Your task is to repeat the listing exactly.

:: Information supplied

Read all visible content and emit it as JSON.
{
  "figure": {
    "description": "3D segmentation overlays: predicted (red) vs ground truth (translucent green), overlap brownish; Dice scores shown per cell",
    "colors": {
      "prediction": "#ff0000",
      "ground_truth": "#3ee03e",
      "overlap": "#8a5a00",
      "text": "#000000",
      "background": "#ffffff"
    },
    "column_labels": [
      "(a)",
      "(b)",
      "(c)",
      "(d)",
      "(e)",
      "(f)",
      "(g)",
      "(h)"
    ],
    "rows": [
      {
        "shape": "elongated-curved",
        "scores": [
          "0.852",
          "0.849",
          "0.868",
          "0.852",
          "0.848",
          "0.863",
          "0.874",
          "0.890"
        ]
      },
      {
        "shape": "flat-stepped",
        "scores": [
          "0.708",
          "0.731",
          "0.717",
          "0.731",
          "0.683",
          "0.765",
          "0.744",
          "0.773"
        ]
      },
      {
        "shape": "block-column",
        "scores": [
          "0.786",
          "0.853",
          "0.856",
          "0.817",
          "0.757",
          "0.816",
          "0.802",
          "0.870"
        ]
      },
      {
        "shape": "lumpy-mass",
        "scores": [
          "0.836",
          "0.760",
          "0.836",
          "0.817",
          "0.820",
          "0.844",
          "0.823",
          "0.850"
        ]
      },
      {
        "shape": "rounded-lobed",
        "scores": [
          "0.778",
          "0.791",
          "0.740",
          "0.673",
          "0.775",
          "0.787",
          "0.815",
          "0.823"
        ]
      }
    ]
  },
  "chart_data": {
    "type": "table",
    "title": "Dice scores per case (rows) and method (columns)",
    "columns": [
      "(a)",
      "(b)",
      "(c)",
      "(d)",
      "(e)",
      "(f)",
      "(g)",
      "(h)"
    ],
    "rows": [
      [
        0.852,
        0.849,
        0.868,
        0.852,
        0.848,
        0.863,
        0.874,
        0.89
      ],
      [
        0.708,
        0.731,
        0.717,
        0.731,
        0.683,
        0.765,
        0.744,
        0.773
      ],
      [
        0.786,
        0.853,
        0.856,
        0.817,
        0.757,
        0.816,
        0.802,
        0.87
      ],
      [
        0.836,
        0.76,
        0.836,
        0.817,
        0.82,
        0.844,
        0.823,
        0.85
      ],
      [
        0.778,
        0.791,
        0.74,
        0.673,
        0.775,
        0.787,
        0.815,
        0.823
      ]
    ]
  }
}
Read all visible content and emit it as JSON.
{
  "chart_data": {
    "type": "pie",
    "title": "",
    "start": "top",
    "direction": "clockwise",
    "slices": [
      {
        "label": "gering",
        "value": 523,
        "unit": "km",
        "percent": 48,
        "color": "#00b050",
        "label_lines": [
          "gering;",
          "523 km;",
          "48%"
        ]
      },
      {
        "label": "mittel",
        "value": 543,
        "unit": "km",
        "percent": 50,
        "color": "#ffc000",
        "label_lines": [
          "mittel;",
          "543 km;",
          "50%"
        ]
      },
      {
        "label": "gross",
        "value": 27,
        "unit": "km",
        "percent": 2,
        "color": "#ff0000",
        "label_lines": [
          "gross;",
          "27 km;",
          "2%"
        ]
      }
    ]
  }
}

::::

=== Correct result ===
Read all visible content and emit it as JSON.
{
  "figure": {
    "description": "3D segmentation overlays: predicted (red) vs ground truth (translucent green), overlap brownish; Dice scores shown per cell",
    "colors": {
      "prediction": "#ff0000",
      "ground_truth": "#3ee03e",
      "overlap": "#8a5a00",
      "text": "#000000",
      "background": "#ffffff"
    },
    "column_labels": [
      "(a)",
      "(b)",
      "(c)",
      "(d)",
      "(e)",
      "(f)",
      "(g)",
      "(h)"
    ],
    "rows": [
      {
        "shape": "elongated-curved",
        "scores": [
          "0.852",
          "0.849",
          "0.868",
          "0.852",
          "0.848",
          "0.863",
          "0.874",
          "0.890"
        ]
      },
      {
        "shape": "flat-stepped",
        "scores": [
          "0.708",
          "0.731",
          "0.717",
          "0.731",
          "0.683",
          "0.765",
          "0.744",
          "0.773"
        ]
      },
      {
        "shape": "block-column",
        "scores": [
          "0.786",
          "0.853",
          "0.856",
          "0.817",
          "0.757",
          "0.816",
          "0.802",
          "0.870"
        ]
      },
      {
        "shape": "lumpy-mass",
        "scores": [
          "0.836",
          "0.760",
          "0.836",
          "0.817",
          "0.820",
          "0.844",
          "0.823",
          "0.850"
        ]
      },
      {
        "shape": "rounded-lobed",
        "scores": [
          "0.778",
          "0.791",
          "0.740",
          "0.673",
          "0.775",
          "0.787",
          "0.815",
          "0.823"
        ]
      }
    ]
  },
  "chart_data": {
    "type": "table",
    "title": "Dice scores per case (rows) and method (columns)",
    "columns": [
      "(a)",
      "(b)",
      "(c)",
      "(d)",
      "(e)",
      "(f)",
      "(g)",
      "(h)"
    ],
    "rows": [
      [
        0.852,
        0.849,
        0.868,
        0.852,
        0.848,
        0.863,
        0.874,
        0.89
      ],
      [
        0.708,
        0.731,
        0.717,
        0.731,
        0.683,
        0.765,
        0.744,
        0.773
      ],
      [
        0.786,
        0.853,
        0.856,
        0.817,
        0.757,
        0.816,
        0.802,
        0.87
      ],
      [
        0.836,
        0.76,
        0.836,
        0.817,
        0.82,
        0.844,
        0.823,
        0.85
      ],
      [
        0.778,
        0.791,
        0.74,
        0.673,
        0.775,
        0.787,
        0.815,
        0.823
      ]
    ]
  }
}
Read all visible content and emit it as JSON.
{
  "chart_data": {
    "type": "pie",
    "title": "",
    "start": "top",
    "direction": "clockwise",
    "slices": [
      {
        "label": "gering",
        "value": 523,
        "unit": "km",
        "percent": 48,
        "color": "#00b050",
        "label_lines": [
          "gering;",
          "523 km;",
          "48%"
        ]
      },
      {
        "label": "mittel",
        "value": 543,
        "unit": "km",
        "percent": 50,
        "color": "#ffc000",
        "label_lines": [
          "mittel;",
          "543 km;",
          "50%"
        ]
      },
      {
        "label": "gross",
        "value": 27,
        "unit": "km",
        "percent": 2,
        "color": "#ff0000",
        "label_lines": [
          "gross;",
          "27 km;",
          "2%"
        ]
      }
    ]
  }
}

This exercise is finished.